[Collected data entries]
※

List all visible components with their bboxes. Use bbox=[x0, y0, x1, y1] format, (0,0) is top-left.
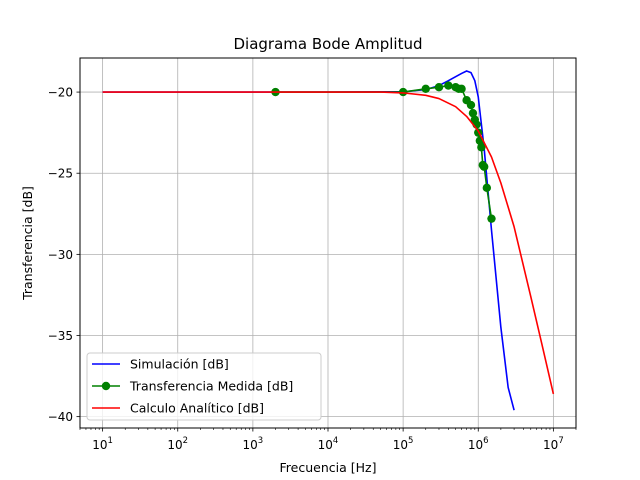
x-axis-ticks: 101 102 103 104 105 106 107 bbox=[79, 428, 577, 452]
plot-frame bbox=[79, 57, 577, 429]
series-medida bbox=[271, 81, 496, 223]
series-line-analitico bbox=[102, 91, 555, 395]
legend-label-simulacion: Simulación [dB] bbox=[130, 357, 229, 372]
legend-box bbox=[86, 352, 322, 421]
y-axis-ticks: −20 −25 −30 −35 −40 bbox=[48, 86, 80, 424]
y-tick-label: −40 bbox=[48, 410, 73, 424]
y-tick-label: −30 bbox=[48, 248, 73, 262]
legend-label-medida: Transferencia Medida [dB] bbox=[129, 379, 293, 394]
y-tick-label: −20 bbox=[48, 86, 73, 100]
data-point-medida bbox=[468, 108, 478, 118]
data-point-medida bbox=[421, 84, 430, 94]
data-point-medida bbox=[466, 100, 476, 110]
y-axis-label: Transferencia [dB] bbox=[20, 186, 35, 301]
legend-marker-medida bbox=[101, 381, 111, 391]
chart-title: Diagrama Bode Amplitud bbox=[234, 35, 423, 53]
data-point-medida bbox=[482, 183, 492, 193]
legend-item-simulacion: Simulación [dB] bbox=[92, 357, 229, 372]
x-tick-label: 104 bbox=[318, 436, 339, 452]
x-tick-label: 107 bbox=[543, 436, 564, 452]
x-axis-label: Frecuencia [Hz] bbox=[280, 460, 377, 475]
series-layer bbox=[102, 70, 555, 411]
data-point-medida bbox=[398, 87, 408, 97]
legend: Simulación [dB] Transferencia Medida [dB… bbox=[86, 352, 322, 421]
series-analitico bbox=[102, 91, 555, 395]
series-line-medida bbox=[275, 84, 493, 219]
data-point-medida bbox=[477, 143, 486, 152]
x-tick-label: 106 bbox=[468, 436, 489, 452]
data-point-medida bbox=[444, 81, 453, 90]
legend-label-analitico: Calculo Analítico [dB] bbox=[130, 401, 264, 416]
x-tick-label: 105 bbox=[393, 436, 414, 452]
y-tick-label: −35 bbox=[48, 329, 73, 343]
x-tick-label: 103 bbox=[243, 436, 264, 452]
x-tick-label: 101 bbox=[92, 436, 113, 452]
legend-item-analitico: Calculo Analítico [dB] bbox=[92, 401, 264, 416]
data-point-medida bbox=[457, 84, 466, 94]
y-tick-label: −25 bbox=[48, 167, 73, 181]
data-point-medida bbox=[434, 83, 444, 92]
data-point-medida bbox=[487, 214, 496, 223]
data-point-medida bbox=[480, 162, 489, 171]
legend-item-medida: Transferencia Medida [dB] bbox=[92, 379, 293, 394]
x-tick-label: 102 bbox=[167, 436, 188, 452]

※

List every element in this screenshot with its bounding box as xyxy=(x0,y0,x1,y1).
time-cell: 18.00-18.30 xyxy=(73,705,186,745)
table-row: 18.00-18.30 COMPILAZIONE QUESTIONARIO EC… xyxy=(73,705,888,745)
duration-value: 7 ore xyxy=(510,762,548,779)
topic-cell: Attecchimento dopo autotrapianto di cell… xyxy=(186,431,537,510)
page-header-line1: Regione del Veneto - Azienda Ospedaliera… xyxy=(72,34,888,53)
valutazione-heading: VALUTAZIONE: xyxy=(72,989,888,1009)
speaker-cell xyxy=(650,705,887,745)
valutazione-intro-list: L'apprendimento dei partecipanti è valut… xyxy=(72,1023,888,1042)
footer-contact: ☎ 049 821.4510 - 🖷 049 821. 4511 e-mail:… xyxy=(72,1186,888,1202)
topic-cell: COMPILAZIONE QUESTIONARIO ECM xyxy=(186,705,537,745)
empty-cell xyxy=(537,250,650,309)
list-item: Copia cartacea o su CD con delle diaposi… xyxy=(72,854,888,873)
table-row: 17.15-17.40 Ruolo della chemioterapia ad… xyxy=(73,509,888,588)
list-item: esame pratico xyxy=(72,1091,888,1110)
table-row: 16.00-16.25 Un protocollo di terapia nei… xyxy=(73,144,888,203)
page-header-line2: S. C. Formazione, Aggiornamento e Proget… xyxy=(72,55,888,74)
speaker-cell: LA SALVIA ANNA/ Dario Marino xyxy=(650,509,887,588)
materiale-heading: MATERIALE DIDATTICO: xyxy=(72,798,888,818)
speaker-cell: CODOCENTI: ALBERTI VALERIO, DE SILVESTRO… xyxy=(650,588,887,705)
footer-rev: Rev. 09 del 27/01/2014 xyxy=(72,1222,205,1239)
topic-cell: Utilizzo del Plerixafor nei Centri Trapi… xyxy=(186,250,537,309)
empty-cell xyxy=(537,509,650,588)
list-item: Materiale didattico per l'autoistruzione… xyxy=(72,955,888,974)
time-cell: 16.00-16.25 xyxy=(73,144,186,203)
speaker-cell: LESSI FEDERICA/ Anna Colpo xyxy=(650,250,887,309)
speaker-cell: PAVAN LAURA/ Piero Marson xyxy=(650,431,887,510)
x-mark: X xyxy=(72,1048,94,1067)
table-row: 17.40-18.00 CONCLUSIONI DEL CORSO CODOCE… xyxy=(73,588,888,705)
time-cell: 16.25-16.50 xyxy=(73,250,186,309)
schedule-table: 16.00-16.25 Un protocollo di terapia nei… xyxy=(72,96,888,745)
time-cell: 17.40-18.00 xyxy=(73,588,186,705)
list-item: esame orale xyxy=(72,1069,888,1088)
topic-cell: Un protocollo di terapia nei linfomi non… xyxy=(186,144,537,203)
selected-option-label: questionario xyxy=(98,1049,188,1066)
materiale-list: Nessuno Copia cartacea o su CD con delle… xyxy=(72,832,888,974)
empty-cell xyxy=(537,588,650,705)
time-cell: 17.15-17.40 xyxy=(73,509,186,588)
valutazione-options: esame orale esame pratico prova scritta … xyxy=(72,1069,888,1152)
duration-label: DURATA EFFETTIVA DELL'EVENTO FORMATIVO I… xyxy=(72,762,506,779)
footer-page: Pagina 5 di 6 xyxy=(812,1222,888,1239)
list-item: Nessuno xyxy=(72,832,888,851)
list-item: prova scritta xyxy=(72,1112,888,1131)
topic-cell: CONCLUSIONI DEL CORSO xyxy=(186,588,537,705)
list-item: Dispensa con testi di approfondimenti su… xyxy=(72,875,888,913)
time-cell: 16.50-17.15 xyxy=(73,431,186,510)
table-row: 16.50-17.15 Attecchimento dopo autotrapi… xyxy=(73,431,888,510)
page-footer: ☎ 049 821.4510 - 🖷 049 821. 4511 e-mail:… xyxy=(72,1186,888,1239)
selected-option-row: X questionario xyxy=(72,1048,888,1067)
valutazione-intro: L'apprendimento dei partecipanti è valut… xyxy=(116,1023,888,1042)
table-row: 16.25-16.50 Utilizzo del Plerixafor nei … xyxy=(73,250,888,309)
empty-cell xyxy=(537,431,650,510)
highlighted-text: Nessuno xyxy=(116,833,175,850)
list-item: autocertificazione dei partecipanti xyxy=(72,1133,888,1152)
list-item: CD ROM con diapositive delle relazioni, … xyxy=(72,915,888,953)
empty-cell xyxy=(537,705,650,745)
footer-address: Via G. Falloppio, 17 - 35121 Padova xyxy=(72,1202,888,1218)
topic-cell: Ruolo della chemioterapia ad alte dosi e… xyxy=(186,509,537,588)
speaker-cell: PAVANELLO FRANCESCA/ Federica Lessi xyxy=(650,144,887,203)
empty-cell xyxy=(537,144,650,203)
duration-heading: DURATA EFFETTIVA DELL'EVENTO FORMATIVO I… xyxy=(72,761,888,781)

※

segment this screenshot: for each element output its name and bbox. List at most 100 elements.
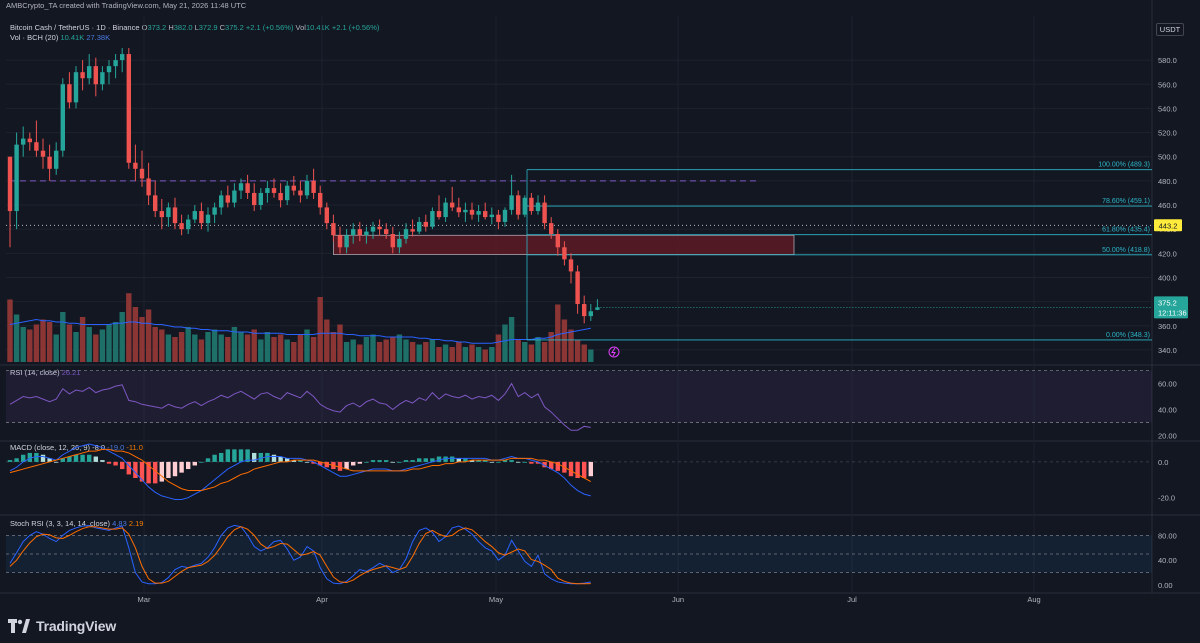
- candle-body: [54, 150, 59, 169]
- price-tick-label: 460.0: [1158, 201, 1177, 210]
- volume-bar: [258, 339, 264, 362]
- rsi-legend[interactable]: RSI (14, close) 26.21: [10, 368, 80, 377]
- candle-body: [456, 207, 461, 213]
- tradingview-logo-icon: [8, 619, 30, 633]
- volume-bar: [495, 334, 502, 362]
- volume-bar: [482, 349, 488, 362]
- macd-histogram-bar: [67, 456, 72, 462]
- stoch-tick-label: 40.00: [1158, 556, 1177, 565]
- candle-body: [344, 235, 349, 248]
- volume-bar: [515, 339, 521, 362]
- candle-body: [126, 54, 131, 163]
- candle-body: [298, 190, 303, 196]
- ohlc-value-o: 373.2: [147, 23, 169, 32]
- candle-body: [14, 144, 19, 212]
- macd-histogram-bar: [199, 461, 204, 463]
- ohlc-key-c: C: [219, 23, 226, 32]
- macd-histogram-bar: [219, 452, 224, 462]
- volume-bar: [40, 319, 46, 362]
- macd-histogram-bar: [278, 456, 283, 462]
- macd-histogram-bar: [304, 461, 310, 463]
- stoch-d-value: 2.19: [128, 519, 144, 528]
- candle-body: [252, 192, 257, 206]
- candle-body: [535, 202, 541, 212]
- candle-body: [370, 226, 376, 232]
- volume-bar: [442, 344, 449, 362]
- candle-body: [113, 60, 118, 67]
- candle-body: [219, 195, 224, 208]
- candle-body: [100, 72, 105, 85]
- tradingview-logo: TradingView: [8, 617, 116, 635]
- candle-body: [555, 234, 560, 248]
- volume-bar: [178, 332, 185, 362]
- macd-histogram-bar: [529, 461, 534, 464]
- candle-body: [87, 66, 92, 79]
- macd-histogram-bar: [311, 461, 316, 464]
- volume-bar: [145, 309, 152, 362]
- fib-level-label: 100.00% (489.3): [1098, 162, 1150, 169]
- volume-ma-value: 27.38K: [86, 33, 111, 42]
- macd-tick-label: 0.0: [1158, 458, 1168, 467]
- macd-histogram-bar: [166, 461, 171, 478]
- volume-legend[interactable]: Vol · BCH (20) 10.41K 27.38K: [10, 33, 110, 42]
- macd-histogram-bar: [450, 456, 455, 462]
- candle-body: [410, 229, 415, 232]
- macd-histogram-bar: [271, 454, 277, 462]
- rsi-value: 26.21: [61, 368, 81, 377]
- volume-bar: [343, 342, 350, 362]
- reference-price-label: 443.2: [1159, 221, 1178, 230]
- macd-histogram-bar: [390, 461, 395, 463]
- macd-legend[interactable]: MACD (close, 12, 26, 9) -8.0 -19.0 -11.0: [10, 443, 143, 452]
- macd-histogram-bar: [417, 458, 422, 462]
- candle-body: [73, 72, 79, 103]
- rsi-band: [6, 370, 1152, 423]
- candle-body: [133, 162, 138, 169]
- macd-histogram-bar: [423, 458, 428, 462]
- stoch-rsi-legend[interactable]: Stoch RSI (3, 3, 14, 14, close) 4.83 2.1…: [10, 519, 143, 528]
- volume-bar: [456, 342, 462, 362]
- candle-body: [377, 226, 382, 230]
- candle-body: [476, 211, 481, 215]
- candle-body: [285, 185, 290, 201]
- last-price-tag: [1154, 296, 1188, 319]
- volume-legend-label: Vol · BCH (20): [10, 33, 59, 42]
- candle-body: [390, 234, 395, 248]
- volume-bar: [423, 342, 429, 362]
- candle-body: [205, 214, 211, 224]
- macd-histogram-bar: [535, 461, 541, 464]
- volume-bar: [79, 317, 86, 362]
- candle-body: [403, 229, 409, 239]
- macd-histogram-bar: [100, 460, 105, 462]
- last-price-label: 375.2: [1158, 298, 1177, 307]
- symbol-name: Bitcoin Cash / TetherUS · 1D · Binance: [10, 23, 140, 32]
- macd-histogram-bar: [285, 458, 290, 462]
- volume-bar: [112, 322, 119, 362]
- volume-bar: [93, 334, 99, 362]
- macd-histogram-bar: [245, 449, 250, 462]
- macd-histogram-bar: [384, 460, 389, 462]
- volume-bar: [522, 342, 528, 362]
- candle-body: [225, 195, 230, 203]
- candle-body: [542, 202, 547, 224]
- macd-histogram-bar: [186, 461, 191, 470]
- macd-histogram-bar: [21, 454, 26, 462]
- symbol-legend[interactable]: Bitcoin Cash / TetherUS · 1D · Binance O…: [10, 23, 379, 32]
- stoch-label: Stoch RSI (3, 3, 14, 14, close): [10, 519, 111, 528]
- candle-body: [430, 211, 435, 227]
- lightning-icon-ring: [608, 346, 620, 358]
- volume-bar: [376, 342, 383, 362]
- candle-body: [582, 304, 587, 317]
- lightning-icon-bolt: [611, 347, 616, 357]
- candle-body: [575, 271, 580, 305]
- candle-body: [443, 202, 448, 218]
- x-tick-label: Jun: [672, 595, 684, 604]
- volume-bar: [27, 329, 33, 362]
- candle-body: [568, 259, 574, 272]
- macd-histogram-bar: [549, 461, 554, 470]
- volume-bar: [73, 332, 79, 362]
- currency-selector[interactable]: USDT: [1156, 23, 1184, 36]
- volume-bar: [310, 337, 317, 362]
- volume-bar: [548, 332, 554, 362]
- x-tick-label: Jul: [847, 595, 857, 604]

※

## TASK BRIEF
Reproduce unchanged the lines of the material starting at the line that contains "x-axis-ticks: 101 102" and ending at the line that contains "x-tick-label: 105 bbox=[393, 436, 414, 452]", including both of those lines.

## SOLUTION TO THIS EXERCISE
x-axis-ticks: 101 102 103 104 105 106 107 bbox=[79, 428, 577, 452]
plot-frame bbox=[79, 57, 577, 429]
series-medida bbox=[271, 81, 496, 223]
series-line-analitico bbox=[102, 91, 555, 395]
legend-label-simulacion: Simulación [dB] bbox=[130, 357, 229, 372]
legend-box bbox=[86, 352, 322, 421]
y-axis-ticks: −20 −25 −30 −35 −40 bbox=[48, 86, 80, 424]
y-tick-label: −40 bbox=[48, 410, 73, 424]
y-tick-label: −30 bbox=[48, 248, 73, 262]
legend-label-medida: Transferencia Medida [dB] bbox=[129, 379, 293, 394]
y-tick-label: −20 bbox=[48, 86, 73, 100]
data-point-medida bbox=[468, 108, 478, 118]
data-point-medida bbox=[421, 84, 430, 94]
data-point-medida bbox=[466, 100, 476, 110]
y-axis-label: Transferencia [dB] bbox=[20, 186, 35, 301]
legend-marker-medida bbox=[101, 381, 111, 391]
chart-title: Diagrama Bode Amplitud bbox=[234, 35, 423, 53]
data-point-medida bbox=[482, 183, 492, 193]
legend-item-simulacion: Simulación [dB] bbox=[92, 357, 229, 372]
x-tick-label: 104 bbox=[318, 436, 339, 452]
x-tick-label: 107 bbox=[543, 436, 564, 452]
x-axis-label: Frecuencia [Hz] bbox=[280, 460, 377, 475]
series-layer bbox=[102, 70, 555, 411]
data-point-medida bbox=[398, 87, 408, 97]
legend: Simulación [dB] Transferencia Medida [dB… bbox=[86, 352, 322, 421]
series-analitico bbox=[102, 91, 555, 395]
series-line-medida bbox=[275, 84, 493, 219]
data-point-medida bbox=[477, 143, 486, 152]
x-tick-label: 106 bbox=[468, 436, 489, 452]
data-point-medida bbox=[444, 81, 453, 90]
legend-label-analitico: Calculo Analítico [dB] bbox=[130, 401, 264, 416]
x-tick-label: 105 bbox=[393, 436, 414, 452]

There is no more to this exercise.